# RECORDS SUPPLIED start

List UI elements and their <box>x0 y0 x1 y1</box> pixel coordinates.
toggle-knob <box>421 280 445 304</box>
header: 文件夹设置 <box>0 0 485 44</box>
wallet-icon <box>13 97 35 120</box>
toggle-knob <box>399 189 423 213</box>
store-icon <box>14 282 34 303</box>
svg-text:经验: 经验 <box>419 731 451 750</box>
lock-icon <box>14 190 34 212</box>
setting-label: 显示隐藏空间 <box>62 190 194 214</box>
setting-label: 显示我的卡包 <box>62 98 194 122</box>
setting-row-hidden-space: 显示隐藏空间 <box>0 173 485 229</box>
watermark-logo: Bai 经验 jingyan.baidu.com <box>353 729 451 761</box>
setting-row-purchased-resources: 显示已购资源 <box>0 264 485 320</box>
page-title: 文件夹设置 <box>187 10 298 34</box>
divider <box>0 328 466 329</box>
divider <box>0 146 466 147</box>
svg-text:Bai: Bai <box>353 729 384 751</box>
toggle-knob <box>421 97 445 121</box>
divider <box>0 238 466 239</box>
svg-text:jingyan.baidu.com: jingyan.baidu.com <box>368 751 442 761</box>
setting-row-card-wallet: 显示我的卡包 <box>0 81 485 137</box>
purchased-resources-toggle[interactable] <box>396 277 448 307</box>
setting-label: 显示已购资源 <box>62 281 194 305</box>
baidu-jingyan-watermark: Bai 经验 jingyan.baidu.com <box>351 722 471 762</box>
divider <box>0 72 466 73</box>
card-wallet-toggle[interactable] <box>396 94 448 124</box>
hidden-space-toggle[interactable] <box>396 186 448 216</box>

# RECORDS SUPPLIED end

[WRITTEN INSTRUCTION] Turn the data above into a Markdown table with the columns Row and Data line. Give each line its own numbered row and skip any blank lines.

[EXERCISE OUTPUT]
| Row | Data line |
|---|---|
| 1 | List UI elements and their <box>x0 y0 x1 y1</box> pixel coordinates. |
| 2 | toggle-knob <box>421 280 445 304</box> |
| 3 | header: 文件夹设置 <box>0 0 485 44</box> |
| 4 | wallet-icon <box>13 97 35 120</box> |
| 5 | toggle-knob <box>399 189 423 213</box> |
| 6 | store-icon <box>14 282 34 303</box> |
| 7 | svg-text:经验: 经验 <box>419 731 451 750</box> |
| 8 | lock-icon <box>14 190 34 212</box> |
| 9 | setting-label: 显示隐藏空间 <box>62 190 194 214</box> |
| 10 | setting-label: 显示我的卡包 <box>62 98 194 122</box> |
| 11 | setting-row-hidden-space: 显示隐藏空间 <box>0 173 485 229</box> |
| 12 | watermark-logo: Bai 经验 jingyan.baidu.com <box>353 729 451 761</box> |
| 13 | setting-row-purchased-resources: 显示已购资源 <box>0 264 485 320</box> |
| 14 | page-title: 文件夹设置 <box>187 10 298 34</box> |
| 15 | divider <box>0 328 466 329</box> |
| 16 | divider <box>0 146 466 147</box> |
| 17 | svg-text:Bai: Bai <box>353 729 384 751</box> |
| 18 | toggle-knob <box>421 97 445 121</box> |
| 19 | divider <box>0 238 466 239</box> |
| 20 | svg-text:jingyan.baidu.com: jingyan.baidu.com <box>368 751 442 761</box> |
| 21 | setting-row-card-wallet: 显示我的卡包 <box>0 81 485 137</box> |
| 22 | purchased-resources-toggle[interactable] <box>396 277 448 307</box> |
| 23 | setting-label: 显示已购资源 <box>62 281 194 305</box> |
| 24 | baidu-jingyan-watermark: Bai 经验 jingyan.baidu.com <box>351 722 471 762</box> |
| 25 | divider <box>0 72 466 73</box> |
| 26 | card-wallet-toggle[interactable] <box>396 94 448 124</box> |
| 27 | hidden-space-toggle[interactable] <box>396 186 448 216</box> |